Count every line of the listing where the string "Productos" occurs, and reply with the count alone.

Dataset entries
+ + + + +

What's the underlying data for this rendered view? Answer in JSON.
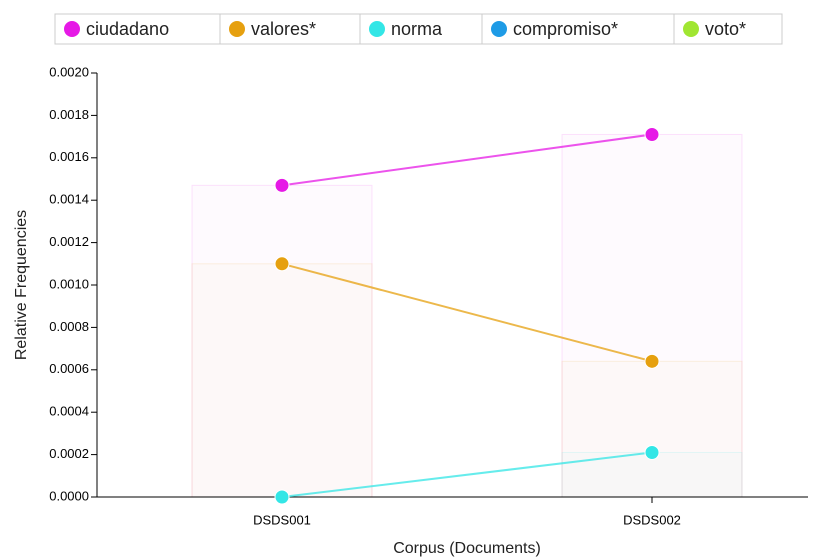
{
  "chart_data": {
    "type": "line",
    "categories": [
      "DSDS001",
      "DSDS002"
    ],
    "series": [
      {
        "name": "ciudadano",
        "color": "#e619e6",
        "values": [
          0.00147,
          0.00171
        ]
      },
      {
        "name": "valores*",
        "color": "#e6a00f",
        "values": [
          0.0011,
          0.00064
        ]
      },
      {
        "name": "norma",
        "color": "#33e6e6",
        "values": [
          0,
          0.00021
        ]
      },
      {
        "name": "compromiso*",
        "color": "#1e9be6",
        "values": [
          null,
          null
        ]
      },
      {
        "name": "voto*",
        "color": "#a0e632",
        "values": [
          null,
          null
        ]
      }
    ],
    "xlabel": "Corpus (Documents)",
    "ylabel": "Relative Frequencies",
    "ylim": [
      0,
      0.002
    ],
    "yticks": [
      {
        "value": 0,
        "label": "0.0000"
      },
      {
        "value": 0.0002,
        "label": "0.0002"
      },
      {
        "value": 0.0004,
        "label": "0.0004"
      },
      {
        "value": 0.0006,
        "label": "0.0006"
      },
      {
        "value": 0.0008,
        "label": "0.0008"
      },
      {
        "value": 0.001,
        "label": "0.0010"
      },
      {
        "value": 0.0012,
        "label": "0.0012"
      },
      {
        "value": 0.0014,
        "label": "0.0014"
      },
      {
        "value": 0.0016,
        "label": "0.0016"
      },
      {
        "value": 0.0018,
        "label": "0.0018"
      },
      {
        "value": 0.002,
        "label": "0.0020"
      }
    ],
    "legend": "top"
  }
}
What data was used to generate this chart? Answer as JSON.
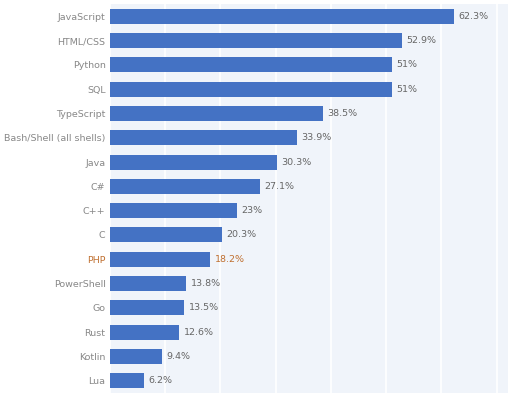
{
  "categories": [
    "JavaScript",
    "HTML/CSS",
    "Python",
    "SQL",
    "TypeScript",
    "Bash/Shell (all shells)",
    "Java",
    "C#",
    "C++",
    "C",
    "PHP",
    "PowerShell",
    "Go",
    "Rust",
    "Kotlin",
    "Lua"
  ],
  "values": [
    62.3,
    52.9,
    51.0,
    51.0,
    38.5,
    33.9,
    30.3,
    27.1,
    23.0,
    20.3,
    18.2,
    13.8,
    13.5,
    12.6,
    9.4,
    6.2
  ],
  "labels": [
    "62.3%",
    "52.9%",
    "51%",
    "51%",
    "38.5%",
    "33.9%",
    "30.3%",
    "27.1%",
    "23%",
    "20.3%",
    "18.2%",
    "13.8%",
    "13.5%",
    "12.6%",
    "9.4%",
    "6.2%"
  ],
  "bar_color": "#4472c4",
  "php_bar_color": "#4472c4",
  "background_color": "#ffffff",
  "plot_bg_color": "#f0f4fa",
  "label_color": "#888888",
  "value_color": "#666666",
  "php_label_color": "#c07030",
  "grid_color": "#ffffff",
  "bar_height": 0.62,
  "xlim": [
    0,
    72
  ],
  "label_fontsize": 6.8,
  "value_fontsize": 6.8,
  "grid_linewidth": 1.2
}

+ + + + +

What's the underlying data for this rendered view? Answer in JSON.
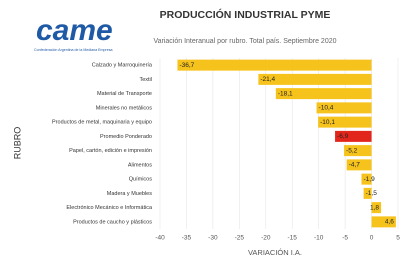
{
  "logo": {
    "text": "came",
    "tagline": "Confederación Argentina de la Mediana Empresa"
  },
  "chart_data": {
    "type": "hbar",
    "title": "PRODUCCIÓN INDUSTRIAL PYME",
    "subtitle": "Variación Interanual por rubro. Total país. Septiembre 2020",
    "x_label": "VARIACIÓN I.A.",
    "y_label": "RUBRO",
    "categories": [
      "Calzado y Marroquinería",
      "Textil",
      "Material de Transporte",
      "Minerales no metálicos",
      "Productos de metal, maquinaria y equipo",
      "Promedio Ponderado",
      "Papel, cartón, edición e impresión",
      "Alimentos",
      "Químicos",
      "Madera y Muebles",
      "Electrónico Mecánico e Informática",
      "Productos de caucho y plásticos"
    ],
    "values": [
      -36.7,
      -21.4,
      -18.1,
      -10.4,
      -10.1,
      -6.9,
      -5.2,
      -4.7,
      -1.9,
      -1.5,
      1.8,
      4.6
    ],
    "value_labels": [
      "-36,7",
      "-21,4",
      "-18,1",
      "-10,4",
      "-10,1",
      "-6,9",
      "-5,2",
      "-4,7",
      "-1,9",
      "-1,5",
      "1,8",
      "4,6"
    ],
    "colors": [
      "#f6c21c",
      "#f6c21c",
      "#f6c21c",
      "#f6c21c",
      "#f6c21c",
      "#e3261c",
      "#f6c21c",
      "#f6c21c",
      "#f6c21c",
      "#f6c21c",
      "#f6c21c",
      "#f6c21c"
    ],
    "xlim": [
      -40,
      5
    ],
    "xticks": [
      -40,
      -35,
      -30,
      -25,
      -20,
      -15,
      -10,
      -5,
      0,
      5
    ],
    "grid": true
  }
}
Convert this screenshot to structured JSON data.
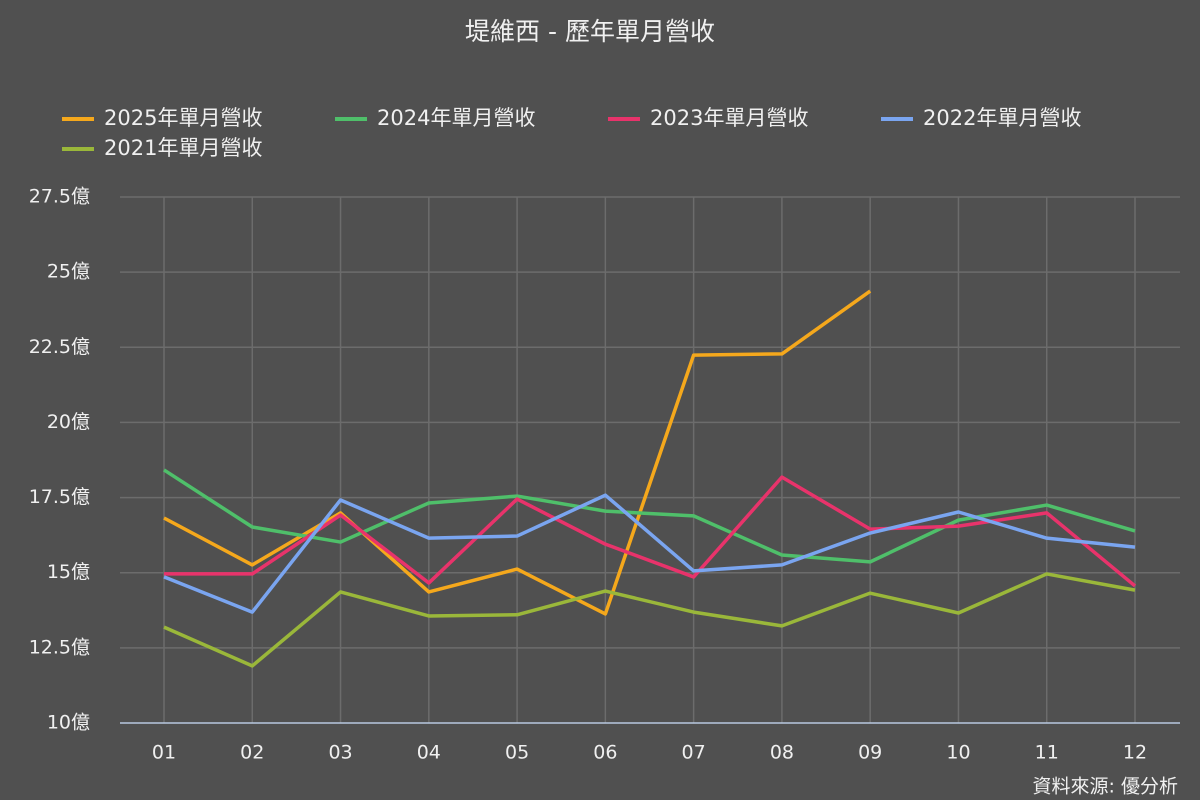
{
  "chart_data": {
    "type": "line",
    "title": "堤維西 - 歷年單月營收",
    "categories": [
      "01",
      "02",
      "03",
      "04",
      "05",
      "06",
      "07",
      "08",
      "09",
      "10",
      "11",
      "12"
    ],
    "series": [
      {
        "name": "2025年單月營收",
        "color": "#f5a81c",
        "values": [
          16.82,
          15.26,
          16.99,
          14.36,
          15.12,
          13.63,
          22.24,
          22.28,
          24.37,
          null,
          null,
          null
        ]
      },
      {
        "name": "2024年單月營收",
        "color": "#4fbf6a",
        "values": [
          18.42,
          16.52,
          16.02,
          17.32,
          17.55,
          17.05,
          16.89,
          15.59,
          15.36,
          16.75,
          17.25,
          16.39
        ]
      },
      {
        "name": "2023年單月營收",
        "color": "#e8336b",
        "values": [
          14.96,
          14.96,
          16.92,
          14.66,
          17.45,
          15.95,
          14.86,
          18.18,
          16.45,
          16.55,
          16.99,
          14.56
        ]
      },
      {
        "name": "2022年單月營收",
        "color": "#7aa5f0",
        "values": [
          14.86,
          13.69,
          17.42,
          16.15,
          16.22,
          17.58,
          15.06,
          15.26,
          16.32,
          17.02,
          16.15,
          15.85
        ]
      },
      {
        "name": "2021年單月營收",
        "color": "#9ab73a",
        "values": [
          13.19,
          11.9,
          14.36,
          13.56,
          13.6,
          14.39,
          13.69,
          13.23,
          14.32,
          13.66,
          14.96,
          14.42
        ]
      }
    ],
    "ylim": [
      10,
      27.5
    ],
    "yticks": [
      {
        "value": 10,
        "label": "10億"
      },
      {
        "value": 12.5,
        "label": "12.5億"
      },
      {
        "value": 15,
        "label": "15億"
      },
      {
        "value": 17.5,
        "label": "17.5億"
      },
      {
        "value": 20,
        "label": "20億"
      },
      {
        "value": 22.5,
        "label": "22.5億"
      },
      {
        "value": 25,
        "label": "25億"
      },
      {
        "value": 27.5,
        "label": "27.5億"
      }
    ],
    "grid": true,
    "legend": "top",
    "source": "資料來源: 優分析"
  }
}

+ + + + +

[EXERCISE ANSWER] 2